**DIRECTIONS**
Reproduce every one of the following rows verbatim, but omit the pictures from your answer.

**TASK DATA**

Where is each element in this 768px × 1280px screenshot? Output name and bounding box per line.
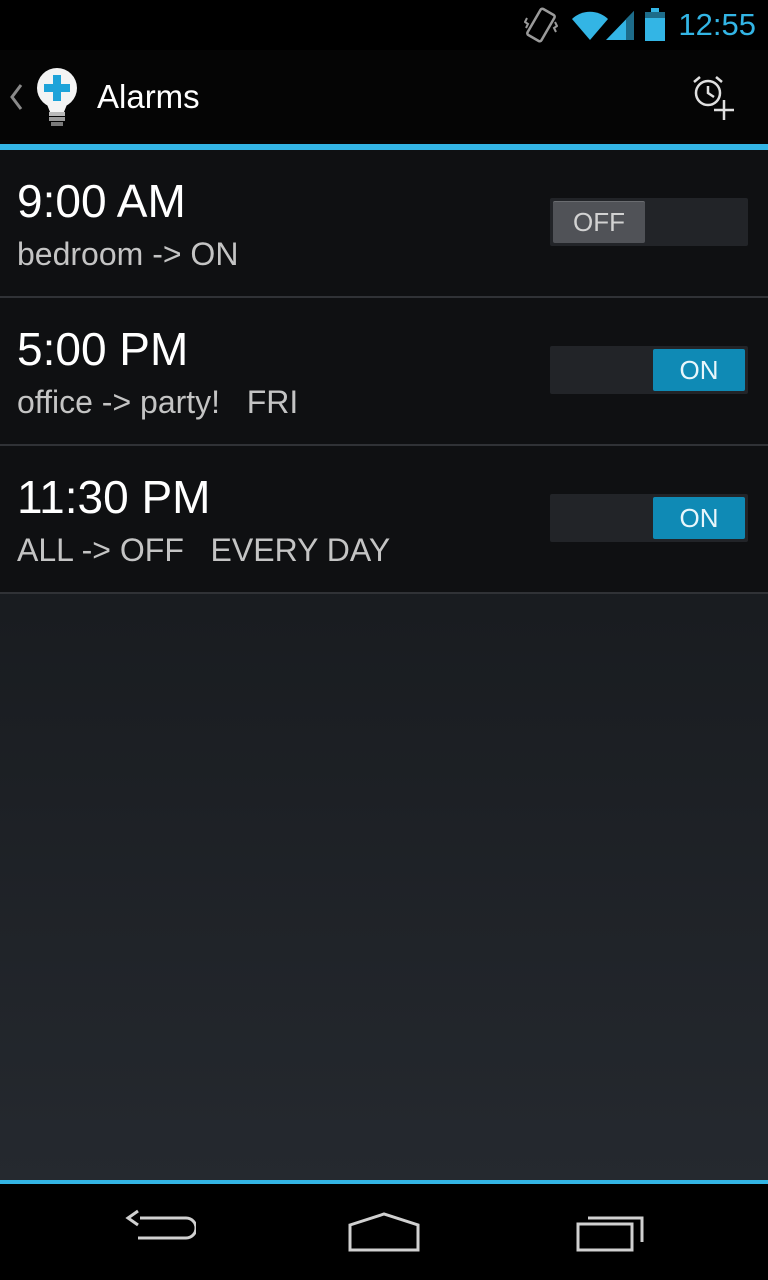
alarm-time: 9:00 AM <box>17 175 186 227</box>
navigation-bar <box>0 1184 768 1280</box>
toggle-thumb: ON <box>653 349 745 391</box>
status-icons: 12:55 <box>524 0 768 50</box>
alarm-row-2[interactable]: 5:00 PM office -> party! FRI ON <box>0 298 768 446</box>
status-time: 12:55 <box>678 7 756 42</box>
recent-apps-icon[interactable] <box>574 1208 648 1254</box>
battery-icon <box>645 8 666 41</box>
status-bar: 12:55 <box>0 0 768 50</box>
add-alarm-icon[interactable] <box>688 74 738 124</box>
alarm-description: bedroom -> ON <box>17 236 239 272</box>
back-icon[interactable] <box>124 1208 196 1248</box>
alarm-description: ALL -> OFF EVERY DAY <box>17 532 391 568</box>
alarm-description: office -> party! FRI <box>17 384 299 420</box>
signal-icon <box>606 11 635 40</box>
lightbulb-plus-icon[interactable] <box>32 66 82 130</box>
alarm-toggle[interactable]: ON <box>550 494 748 542</box>
alarm-row-3[interactable]: 11:30 PM ALL -> OFF EVERY DAY ON <box>0 446 768 594</box>
toggle-thumb: OFF <box>553 201 645 243</box>
alarm-toggle[interactable]: ON <box>550 346 748 394</box>
alarm-time: 5:00 PM <box>17 323 189 375</box>
alarm-row-1[interactable]: 9:00 AM bedroom -> ON OFF <box>0 150 768 298</box>
toggle-thumb: ON <box>653 497 745 539</box>
up-caret-icon[interactable] <box>8 82 24 112</box>
home-icon[interactable] <box>346 1208 422 1254</box>
vibrate-icon <box>524 7 559 43</box>
alarm-toggle[interactable]: OFF <box>550 198 748 246</box>
alarm-list: 9:00 AM bedroom -> ON OFF 5:00 PM office… <box>0 150 768 1180</box>
alarm-time: 11:30 PM <box>17 471 211 523</box>
page-title: Alarms <box>97 78 200 115</box>
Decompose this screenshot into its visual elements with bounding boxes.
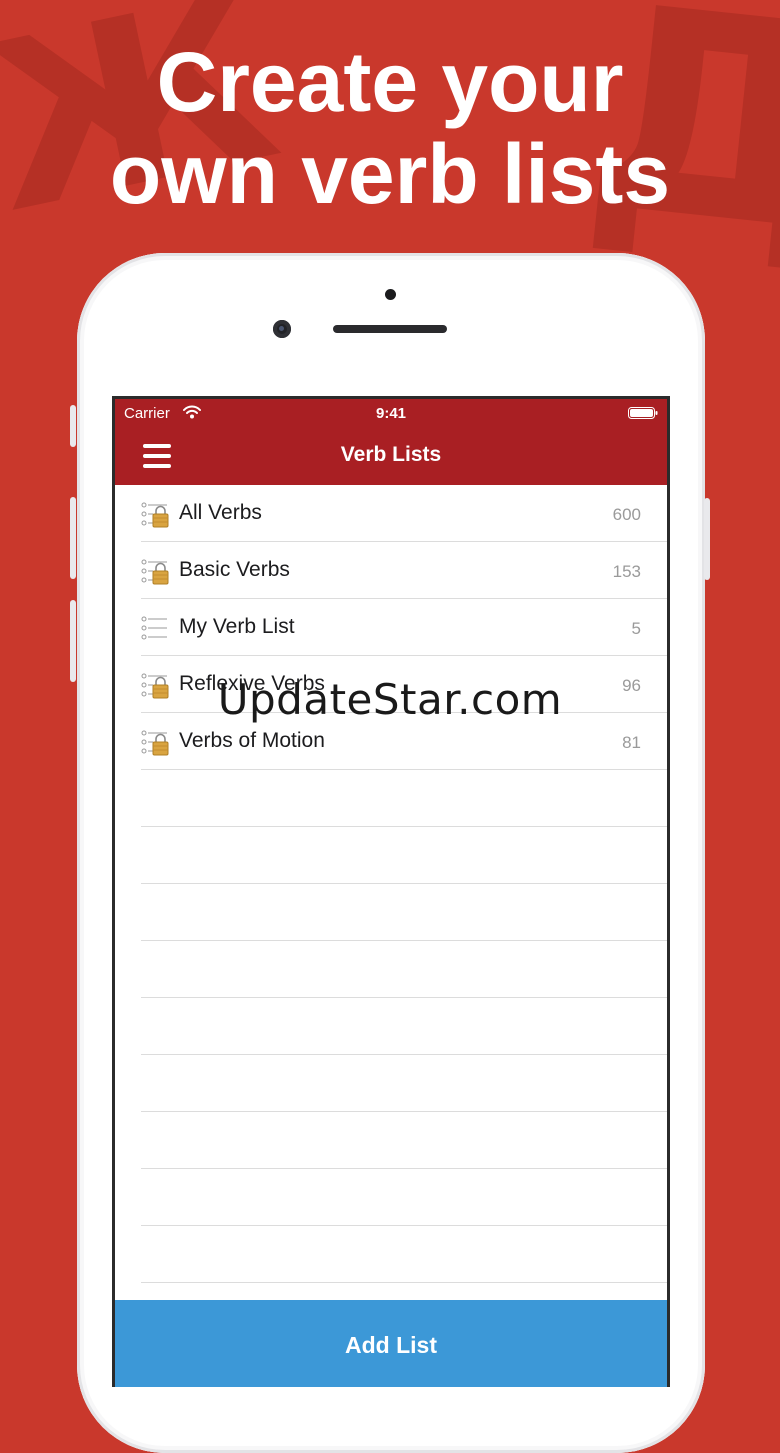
verb-list: All Verbs 600 Basic Verbs 153 My Verb Li… bbox=[115, 485, 667, 1283]
empty-row bbox=[141, 770, 667, 827]
list-name: My Verb List bbox=[179, 615, 295, 638]
proximity-sensor bbox=[385, 289, 396, 300]
headline-line-1: Create your bbox=[156, 35, 624, 129]
list-count: 600 bbox=[612, 505, 641, 524]
front-camera bbox=[273, 320, 291, 338]
list-count: 5 bbox=[631, 619, 641, 638]
locked-list-icon bbox=[141, 502, 169, 528]
promo-headline: Create your own verb lists bbox=[0, 36, 780, 220]
locked-list-icon bbox=[141, 559, 169, 585]
headline-line-2: own verb lists bbox=[109, 127, 671, 221]
list-item[interactable]: Basic Verbs 153 bbox=[141, 542, 667, 599]
empty-row bbox=[141, 941, 667, 998]
empty-row bbox=[141, 884, 667, 941]
phone-screen: Carrier 9:41 Verb Lists All Verbs 600 Ba… bbox=[112, 396, 670, 1387]
list-item[interactable]: My Verb List 5 bbox=[141, 599, 667, 656]
list-name: Verbs of Motion bbox=[179, 729, 325, 752]
phone-volume-down-button bbox=[70, 600, 76, 682]
empty-row bbox=[141, 1226, 667, 1283]
empty-row bbox=[141, 998, 667, 1055]
list-name: Basic Verbs bbox=[179, 558, 290, 581]
earpiece-speaker bbox=[333, 325, 447, 333]
status-time: 9:41 bbox=[375, 405, 407, 422]
list-icon bbox=[141, 616, 167, 640]
battery-icon bbox=[628, 407, 658, 419]
phone-power-button bbox=[704, 498, 710, 580]
phone-mute-switch bbox=[70, 405, 76, 447]
empty-row bbox=[141, 1112, 667, 1169]
list-count: 81 bbox=[622, 733, 641, 752]
empty-row bbox=[141, 1055, 667, 1112]
locked-list-icon bbox=[141, 730, 169, 756]
navigation-bar: Carrier 9:41 Verb Lists bbox=[115, 399, 667, 485]
empty-row bbox=[141, 1169, 667, 1226]
empty-row bbox=[141, 827, 667, 884]
list-name: All Verbs bbox=[179, 501, 262, 524]
list-item[interactable]: All Verbs 600 bbox=[141, 485, 667, 542]
list-count: 153 bbox=[612, 562, 641, 581]
phone-volume-up-button bbox=[70, 497, 76, 579]
add-list-button[interactable]: Add List bbox=[115, 1300, 667, 1387]
page-title: Verb Lists bbox=[340, 443, 442, 466]
watermark-text: UpdateStar.com bbox=[217, 675, 563, 724]
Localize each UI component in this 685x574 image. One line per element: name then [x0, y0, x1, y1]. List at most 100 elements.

**REPLY**
Where is each element in this 768px × 1280px screenshot? Output name and bounding box per line.
alarm-time: 9:00 AM <box>17 175 186 227</box>
navigation-bar <box>0 1184 768 1280</box>
toggle-thumb: ON <box>653 349 745 391</box>
status-icons: 12:55 <box>524 0 768 50</box>
alarm-row-2[interactable]: 5:00 PM office -> party! FRI ON <box>0 298 768 446</box>
status-time: 12:55 <box>678 7 756 42</box>
recent-apps-icon[interactable] <box>574 1208 648 1254</box>
battery-icon <box>645 8 666 41</box>
status-bar: 12:55 <box>0 0 768 50</box>
add-alarm-icon[interactable] <box>688 74 738 124</box>
alarm-description: bedroom -> ON <box>17 236 239 272</box>
back-icon[interactable] <box>124 1208 196 1248</box>
alarm-description: ALL -> OFF EVERY DAY <box>17 532 391 568</box>
alarm-description: office -> party! FRI <box>17 384 299 420</box>
signal-icon <box>606 11 635 40</box>
lightbulb-plus-icon[interactable] <box>32 66 82 130</box>
alarm-toggle[interactable]: ON <box>550 494 748 542</box>
alarm-row-3[interactable]: 11:30 PM ALL -> OFF EVERY DAY ON <box>0 446 768 594</box>
toggle-thumb: OFF <box>553 201 645 243</box>
alarm-toggle[interactable]: ON <box>550 346 748 394</box>
alarm-time: 5:00 PM <box>17 323 189 375</box>
alarm-row-1[interactable]: 9:00 AM bedroom -> ON OFF <box>0 150 768 298</box>
toggle-thumb: ON <box>653 497 745 539</box>
up-caret-icon[interactable] <box>8 82 24 112</box>
home-icon[interactable] <box>346 1208 422 1254</box>
vibrate-icon <box>524 7 559 43</box>
alarm-toggle[interactable]: OFF <box>550 198 748 246</box>
alarm-list: 9:00 AM bedroom -> ON OFF 5:00 PM office… <box>0 150 768 1180</box>
alarm-time: 11:30 PM <box>17 471 211 523</box>
page-title: Alarms <box>97 78 200 115</box>
Decompose this screenshot into its visual elements with bounding boxes.
verb-list: All Verbs 600 Basic Verbs 153 My Verb Li… bbox=[115, 485, 667, 1283]
empty-row bbox=[141, 770, 667, 827]
list-name: My Verb List bbox=[179, 615, 295, 638]
proximity-sensor bbox=[385, 289, 396, 300]
headline-line-1: Create your bbox=[156, 35, 624, 129]
list-count: 600 bbox=[612, 505, 641, 524]
front-camera bbox=[273, 320, 291, 338]
list-count: 5 bbox=[631, 619, 641, 638]
locked-list-icon bbox=[141, 502, 169, 528]
promo-headline: Create your own verb lists bbox=[0, 36, 780, 220]
locked-list-icon bbox=[141, 559, 169, 585]
headline-line-2: own verb lists bbox=[109, 127, 671, 221]
list-item[interactable]: Basic Verbs 153 bbox=[141, 542, 667, 599]
empty-row bbox=[141, 941, 667, 998]
empty-row bbox=[141, 884, 667, 941]
phone-screen: Carrier 9:41 Verb Lists All Verbs 600 Ba… bbox=[112, 396, 670, 1387]
list-item[interactable]: My Verb List 5 bbox=[141, 599, 667, 656]
list-name: Verbs of Motion bbox=[179, 729, 325, 752]
phone-volume-down-button bbox=[70, 600, 76, 682]
empty-row bbox=[141, 1226, 667, 1283]
empty-row bbox=[141, 998, 667, 1055]
list-name: Basic Verbs bbox=[179, 558, 290, 581]
earpiece-speaker bbox=[333, 325, 447, 333]
status-time: 9:41 bbox=[375, 405, 407, 422]
list-icon bbox=[141, 616, 167, 640]
battery-icon bbox=[628, 407, 658, 419]
phone-power-button bbox=[704, 498, 710, 580]
phone-mute-switch bbox=[70, 405, 76, 447]
empty-row bbox=[141, 1112, 667, 1169]
list-count: 81 bbox=[622, 733, 641, 752]
empty-row bbox=[141, 1055, 667, 1112]
locked-list-icon bbox=[141, 730, 169, 756]
navigation-bar: Carrier 9:41 Verb Lists bbox=[115, 399, 667, 485]
empty-row bbox=[141, 1169, 667, 1226]
empty-row bbox=[141, 827, 667, 884]
list-name: All Verbs bbox=[179, 501, 262, 524]
list-item[interactable]: All Verbs 600 bbox=[141, 485, 667, 542]
list-count: 153 bbox=[612, 562, 641, 581]
phone-volume-up-button bbox=[70, 497, 76, 579]
add-list-button[interactable]: Add List bbox=[115, 1300, 667, 1387]
page-title: Verb Lists bbox=[340, 443, 442, 466]
watermark-text: UpdateStar.com bbox=[217, 675, 563, 724]
Localize each UI component in this 685x574 image. One line per element: name then [x0, y0, x1, y1]. List at most 100 elements.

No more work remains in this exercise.